SHORT PROBLEM — Using the records below, please work out how many lines contain "covered"; answer with the number alone.

SUPPLIED RECORDS —
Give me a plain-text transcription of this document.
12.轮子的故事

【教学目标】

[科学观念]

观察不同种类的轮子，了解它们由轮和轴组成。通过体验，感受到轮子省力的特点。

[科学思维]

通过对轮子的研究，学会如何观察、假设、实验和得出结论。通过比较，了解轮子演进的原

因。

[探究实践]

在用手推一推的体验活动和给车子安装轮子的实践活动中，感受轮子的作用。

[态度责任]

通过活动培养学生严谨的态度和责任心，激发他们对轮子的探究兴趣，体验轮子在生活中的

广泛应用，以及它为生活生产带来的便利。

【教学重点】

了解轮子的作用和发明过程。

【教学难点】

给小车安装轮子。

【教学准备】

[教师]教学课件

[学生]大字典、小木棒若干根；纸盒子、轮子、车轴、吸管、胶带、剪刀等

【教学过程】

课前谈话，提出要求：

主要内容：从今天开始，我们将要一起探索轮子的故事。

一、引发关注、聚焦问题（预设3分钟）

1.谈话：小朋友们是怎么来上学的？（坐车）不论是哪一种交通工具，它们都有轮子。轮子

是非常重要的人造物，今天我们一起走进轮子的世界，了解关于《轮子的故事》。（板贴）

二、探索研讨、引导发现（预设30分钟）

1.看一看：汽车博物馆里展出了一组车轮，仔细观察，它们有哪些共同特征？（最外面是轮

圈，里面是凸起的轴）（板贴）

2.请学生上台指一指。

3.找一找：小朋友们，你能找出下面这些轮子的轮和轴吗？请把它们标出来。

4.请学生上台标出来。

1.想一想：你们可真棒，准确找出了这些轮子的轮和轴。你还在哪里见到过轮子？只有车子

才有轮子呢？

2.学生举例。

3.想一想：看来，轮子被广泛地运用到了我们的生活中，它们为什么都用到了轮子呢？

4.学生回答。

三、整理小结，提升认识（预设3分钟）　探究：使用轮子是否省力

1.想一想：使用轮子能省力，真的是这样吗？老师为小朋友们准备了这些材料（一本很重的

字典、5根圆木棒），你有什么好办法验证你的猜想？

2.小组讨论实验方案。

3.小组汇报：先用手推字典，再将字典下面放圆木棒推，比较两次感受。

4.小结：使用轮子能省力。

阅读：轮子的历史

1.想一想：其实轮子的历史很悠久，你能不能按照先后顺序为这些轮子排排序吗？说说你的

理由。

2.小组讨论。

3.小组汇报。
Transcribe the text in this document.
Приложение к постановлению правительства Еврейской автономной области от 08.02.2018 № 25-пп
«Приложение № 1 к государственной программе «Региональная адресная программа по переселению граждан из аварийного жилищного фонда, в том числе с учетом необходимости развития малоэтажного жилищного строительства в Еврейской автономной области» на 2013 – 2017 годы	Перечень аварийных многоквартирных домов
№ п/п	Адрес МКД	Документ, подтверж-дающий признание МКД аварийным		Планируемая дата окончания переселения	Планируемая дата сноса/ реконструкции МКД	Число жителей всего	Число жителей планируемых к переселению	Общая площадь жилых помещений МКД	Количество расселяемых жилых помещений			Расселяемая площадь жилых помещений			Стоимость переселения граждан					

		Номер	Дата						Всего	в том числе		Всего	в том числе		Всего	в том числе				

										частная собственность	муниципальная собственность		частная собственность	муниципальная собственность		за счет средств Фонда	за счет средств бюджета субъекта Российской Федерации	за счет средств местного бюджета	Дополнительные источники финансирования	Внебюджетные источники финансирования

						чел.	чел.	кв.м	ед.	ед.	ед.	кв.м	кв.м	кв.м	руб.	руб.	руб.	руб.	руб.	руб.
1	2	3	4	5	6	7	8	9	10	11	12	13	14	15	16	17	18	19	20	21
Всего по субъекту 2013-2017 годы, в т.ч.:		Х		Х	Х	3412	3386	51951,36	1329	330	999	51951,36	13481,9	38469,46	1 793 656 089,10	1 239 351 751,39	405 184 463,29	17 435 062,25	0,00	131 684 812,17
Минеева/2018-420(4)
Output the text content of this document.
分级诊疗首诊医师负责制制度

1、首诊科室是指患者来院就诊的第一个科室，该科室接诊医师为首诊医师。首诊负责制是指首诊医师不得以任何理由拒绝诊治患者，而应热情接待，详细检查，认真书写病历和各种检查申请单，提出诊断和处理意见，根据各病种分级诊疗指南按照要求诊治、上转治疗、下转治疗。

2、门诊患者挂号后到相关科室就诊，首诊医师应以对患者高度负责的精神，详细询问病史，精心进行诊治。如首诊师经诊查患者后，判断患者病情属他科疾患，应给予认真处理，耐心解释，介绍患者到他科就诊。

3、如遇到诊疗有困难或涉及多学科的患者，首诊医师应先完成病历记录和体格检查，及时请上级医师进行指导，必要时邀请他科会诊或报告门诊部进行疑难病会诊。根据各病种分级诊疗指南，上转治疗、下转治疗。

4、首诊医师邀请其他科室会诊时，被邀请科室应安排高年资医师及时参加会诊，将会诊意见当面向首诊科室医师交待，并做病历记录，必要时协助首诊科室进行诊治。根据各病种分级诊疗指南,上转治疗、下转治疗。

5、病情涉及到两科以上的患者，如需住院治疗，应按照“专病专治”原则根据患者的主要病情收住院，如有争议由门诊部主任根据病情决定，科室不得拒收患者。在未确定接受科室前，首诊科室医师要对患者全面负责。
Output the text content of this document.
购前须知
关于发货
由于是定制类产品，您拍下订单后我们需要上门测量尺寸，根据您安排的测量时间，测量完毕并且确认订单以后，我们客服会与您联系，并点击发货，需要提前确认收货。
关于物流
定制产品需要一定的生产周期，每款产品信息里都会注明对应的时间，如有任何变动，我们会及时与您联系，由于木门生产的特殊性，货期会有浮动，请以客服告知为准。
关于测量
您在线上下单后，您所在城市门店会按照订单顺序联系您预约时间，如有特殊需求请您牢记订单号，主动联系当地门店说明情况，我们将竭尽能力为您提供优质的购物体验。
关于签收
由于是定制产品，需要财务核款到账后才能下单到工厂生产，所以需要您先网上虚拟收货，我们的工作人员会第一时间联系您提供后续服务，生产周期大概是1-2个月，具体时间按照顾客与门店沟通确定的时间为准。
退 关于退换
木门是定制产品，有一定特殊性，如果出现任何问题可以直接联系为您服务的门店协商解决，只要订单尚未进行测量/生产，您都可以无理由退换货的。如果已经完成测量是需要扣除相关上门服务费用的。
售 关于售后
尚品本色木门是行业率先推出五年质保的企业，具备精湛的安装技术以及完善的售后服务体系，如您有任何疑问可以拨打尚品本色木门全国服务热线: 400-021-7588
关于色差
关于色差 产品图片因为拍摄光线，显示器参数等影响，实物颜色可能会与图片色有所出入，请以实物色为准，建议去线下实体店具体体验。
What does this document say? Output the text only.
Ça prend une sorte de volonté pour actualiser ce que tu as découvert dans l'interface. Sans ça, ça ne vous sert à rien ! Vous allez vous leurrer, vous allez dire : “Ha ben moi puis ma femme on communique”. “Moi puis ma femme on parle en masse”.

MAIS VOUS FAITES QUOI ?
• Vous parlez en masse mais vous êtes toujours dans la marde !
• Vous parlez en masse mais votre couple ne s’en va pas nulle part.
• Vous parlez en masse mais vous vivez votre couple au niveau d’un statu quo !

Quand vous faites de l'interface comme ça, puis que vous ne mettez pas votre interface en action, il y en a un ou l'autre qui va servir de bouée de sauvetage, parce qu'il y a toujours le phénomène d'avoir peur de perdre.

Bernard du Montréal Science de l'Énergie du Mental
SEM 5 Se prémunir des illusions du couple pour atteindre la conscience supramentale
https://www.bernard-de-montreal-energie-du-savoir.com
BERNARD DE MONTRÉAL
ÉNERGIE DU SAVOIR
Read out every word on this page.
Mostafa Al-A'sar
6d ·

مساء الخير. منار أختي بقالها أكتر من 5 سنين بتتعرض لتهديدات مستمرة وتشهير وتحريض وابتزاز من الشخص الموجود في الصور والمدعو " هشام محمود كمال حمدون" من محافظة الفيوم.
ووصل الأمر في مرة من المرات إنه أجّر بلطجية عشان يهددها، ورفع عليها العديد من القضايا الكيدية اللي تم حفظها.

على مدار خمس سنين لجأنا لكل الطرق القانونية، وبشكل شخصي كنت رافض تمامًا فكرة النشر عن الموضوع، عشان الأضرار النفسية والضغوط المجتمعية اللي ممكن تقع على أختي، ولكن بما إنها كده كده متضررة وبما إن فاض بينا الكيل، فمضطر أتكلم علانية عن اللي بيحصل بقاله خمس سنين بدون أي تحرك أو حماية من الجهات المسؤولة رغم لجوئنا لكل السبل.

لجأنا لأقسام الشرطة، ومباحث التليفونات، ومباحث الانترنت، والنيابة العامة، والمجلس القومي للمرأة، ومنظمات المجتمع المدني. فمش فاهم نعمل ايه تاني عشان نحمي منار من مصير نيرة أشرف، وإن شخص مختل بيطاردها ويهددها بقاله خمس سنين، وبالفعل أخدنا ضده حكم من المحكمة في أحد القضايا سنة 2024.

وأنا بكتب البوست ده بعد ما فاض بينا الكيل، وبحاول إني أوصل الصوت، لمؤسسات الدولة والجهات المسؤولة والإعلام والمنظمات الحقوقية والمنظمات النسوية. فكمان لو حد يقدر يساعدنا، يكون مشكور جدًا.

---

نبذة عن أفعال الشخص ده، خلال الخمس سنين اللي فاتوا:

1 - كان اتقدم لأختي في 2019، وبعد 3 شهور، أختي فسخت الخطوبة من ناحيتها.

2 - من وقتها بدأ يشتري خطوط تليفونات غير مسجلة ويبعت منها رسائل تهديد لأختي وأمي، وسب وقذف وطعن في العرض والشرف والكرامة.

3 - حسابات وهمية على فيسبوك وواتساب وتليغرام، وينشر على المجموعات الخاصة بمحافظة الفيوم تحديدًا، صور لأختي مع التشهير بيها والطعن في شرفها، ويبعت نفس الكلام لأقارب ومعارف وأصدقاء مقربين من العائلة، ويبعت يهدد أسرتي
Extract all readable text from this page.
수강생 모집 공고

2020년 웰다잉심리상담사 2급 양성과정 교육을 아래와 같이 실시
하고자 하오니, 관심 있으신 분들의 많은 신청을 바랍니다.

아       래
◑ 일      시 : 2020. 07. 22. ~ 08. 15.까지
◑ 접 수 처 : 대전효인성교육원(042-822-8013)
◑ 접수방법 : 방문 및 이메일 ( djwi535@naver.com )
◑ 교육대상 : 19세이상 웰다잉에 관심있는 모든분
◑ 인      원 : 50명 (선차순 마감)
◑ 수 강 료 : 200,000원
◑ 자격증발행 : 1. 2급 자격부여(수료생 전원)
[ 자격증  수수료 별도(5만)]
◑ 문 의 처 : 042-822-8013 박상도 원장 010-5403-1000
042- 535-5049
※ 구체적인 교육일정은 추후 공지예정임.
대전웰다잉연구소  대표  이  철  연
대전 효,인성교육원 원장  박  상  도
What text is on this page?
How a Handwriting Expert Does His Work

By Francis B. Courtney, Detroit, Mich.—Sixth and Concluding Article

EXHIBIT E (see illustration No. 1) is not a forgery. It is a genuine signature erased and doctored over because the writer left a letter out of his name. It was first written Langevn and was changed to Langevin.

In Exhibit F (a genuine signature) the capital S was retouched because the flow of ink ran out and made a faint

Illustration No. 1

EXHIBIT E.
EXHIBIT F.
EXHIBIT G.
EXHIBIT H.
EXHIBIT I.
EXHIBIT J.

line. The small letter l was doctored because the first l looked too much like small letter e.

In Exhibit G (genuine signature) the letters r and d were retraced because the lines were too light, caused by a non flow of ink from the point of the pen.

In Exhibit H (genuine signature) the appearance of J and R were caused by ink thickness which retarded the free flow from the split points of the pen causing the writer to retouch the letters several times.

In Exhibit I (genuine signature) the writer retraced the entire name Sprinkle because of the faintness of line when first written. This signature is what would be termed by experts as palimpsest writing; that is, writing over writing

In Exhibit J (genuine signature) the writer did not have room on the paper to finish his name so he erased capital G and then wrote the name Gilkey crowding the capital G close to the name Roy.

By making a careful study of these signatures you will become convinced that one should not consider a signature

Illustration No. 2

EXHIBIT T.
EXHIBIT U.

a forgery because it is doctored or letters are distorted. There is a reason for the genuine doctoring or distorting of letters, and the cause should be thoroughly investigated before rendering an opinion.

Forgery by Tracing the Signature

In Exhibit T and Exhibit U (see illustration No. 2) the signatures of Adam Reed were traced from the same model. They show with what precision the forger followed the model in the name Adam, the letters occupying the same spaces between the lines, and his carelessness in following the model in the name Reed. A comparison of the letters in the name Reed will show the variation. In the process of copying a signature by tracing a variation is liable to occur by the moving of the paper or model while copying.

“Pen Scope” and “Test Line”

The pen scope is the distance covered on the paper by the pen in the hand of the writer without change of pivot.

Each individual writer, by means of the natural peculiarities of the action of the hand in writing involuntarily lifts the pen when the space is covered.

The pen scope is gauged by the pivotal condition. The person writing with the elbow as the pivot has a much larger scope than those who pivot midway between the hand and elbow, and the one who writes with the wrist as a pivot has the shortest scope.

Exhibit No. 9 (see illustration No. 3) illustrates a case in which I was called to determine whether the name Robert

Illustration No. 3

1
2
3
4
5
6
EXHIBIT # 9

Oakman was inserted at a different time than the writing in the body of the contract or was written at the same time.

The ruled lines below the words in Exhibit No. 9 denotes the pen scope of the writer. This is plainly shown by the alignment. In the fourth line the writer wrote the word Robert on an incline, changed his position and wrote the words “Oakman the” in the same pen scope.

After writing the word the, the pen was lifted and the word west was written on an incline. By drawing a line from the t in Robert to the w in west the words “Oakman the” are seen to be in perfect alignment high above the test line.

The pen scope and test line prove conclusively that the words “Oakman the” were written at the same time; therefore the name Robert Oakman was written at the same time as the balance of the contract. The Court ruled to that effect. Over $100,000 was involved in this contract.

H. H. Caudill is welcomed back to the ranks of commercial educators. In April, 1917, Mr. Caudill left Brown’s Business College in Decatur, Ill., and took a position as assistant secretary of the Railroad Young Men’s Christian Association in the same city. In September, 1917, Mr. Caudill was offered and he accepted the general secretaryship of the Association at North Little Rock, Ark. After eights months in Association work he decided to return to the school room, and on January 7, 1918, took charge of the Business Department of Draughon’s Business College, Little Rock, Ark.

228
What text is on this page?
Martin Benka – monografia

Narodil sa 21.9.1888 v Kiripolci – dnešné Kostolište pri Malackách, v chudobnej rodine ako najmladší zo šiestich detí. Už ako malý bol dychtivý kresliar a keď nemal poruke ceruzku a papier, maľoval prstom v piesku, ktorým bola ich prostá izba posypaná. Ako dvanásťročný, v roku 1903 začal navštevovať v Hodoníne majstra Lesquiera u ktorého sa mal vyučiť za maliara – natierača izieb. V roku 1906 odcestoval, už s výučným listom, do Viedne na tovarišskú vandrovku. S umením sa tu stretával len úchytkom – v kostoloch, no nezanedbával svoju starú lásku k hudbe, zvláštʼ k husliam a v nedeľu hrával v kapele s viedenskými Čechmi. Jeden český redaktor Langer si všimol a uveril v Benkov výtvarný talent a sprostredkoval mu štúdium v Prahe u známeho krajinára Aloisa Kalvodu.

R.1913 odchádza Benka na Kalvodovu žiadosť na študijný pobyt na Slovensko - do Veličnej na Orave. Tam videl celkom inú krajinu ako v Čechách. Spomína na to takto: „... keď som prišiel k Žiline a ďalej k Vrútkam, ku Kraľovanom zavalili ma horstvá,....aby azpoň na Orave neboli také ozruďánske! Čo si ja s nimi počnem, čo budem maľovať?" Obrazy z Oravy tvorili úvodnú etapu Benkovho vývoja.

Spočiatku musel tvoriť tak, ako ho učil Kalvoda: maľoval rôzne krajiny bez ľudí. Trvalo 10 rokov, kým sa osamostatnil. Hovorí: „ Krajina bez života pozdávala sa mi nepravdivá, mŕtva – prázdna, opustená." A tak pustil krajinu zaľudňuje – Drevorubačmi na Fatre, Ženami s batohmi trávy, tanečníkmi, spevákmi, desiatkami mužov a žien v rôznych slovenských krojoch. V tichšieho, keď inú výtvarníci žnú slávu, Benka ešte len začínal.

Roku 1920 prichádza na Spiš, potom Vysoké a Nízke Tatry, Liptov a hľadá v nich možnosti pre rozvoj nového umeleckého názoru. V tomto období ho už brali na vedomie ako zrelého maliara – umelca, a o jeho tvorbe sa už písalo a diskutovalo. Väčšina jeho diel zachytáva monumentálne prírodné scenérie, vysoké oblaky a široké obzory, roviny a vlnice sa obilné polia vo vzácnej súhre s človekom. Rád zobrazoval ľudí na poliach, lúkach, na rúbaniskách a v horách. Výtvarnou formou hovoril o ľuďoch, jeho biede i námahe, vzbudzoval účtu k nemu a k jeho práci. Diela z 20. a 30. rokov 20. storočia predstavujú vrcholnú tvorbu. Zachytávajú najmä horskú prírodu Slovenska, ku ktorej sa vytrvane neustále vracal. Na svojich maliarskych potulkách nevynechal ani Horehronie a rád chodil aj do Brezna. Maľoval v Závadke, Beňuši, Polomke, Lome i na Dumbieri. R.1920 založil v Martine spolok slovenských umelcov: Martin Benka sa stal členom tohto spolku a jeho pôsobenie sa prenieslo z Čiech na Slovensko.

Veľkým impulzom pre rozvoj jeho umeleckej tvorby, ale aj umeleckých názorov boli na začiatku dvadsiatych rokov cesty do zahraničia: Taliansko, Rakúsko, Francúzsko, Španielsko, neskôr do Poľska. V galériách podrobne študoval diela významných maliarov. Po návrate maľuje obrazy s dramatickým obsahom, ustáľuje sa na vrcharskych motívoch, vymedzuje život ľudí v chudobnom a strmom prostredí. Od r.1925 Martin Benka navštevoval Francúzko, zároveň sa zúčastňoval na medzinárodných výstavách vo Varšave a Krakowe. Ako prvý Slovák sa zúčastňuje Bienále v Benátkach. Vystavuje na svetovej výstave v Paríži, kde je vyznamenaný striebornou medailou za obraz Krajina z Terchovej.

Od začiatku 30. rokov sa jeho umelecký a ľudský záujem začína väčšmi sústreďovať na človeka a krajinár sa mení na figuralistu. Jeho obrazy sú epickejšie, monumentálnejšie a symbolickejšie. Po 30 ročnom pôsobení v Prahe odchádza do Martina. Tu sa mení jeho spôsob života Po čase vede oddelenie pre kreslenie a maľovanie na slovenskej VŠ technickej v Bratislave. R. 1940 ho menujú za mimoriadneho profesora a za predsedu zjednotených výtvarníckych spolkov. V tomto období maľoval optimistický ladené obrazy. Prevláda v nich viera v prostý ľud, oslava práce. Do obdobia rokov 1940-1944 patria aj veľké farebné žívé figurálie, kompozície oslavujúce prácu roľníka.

EXERCISE SOLUTION — 2